* _STATED PROBLEM_: Please find all lines in the data that hold the string "from" and copy them.

>> start DATASET RECORDS

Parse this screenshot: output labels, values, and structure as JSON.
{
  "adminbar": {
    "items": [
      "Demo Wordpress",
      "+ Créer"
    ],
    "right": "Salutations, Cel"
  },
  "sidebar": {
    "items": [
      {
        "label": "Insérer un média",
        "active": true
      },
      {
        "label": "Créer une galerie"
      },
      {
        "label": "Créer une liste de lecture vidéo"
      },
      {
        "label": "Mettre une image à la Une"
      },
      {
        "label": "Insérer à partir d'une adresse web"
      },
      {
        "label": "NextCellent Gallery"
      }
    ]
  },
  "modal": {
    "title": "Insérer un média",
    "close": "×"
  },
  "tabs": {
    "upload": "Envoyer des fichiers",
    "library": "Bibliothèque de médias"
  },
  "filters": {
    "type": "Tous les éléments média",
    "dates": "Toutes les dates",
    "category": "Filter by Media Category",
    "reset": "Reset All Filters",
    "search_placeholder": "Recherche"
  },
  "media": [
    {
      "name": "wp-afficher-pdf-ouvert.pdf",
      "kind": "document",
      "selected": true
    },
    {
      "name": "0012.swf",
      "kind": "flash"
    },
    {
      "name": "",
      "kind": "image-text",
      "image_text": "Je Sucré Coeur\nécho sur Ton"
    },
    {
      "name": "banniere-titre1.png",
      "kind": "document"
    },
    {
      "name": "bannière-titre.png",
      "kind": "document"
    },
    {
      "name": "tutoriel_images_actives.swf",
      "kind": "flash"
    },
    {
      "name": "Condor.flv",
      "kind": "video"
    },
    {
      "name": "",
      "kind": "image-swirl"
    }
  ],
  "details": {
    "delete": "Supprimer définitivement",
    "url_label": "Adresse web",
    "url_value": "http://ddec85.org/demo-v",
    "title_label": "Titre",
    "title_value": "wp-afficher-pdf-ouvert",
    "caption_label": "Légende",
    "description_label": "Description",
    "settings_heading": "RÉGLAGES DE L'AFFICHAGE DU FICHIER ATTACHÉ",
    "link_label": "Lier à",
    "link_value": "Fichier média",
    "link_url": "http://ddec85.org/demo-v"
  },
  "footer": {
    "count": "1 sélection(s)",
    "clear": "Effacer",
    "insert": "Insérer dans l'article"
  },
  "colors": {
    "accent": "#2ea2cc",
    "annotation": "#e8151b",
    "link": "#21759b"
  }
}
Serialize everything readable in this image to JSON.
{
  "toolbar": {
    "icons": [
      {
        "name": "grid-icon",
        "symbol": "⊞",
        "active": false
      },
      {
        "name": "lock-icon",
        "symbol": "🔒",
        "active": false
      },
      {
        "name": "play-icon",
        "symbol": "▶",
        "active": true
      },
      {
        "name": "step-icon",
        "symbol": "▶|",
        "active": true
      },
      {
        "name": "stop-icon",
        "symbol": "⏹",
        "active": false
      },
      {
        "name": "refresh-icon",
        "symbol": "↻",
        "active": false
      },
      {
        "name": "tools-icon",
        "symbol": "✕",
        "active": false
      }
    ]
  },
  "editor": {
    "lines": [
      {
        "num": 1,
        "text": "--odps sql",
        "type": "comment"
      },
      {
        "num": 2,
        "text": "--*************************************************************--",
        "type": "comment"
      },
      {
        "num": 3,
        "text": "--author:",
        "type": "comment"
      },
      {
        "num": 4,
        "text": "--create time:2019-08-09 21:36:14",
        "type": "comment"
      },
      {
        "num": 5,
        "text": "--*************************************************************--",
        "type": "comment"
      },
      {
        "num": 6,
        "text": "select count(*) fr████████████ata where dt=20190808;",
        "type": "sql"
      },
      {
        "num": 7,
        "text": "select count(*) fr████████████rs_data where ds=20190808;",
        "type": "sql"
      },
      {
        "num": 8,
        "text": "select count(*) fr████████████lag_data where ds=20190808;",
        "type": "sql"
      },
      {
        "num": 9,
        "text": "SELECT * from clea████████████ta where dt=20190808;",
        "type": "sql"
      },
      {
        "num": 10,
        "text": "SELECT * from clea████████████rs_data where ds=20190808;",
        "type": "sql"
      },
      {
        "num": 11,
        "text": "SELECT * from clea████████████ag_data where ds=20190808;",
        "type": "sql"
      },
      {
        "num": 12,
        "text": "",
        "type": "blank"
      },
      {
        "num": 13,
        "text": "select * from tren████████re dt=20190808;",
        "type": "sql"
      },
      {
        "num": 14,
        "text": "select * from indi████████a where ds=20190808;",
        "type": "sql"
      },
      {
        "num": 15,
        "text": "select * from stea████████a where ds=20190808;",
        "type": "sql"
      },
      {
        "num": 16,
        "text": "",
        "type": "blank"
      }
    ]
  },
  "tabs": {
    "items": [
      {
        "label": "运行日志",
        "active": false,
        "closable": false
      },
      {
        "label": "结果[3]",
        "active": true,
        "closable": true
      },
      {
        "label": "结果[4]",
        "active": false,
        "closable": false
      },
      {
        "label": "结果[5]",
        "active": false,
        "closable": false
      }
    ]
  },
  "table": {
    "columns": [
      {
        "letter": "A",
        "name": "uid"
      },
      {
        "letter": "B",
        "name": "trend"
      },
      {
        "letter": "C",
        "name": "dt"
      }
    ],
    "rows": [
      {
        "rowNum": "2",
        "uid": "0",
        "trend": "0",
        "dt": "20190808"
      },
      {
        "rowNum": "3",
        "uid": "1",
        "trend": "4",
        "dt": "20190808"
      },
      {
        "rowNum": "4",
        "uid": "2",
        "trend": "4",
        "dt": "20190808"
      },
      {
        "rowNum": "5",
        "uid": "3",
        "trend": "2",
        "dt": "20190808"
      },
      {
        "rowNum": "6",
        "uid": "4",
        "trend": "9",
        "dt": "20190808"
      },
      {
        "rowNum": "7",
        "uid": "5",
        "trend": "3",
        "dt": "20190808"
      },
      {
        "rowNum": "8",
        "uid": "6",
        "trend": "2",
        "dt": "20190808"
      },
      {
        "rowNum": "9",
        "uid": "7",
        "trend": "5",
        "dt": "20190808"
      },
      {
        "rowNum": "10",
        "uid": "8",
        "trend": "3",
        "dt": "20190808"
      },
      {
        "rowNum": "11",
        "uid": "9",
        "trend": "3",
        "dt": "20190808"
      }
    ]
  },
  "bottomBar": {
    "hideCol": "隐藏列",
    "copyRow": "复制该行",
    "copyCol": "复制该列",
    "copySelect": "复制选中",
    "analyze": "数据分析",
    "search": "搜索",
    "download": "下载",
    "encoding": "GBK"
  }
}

>> end DATASET RECORDS

* _SOLUTION_:
        "text": "SELECT * from clea████████████ta where dt=20190808;",
        "text": "SELECT * from clea████████████rs_data where ds=20190808;",
        "text": "SELECT * from clea████████████ag_data where ds=20190808;",
        "text": "select * from tren████████re dt=20190808;",
        "text": "select * from indi████████a where ds=20190808;",
        "text": "select * from stea████████a where ds=20190808;",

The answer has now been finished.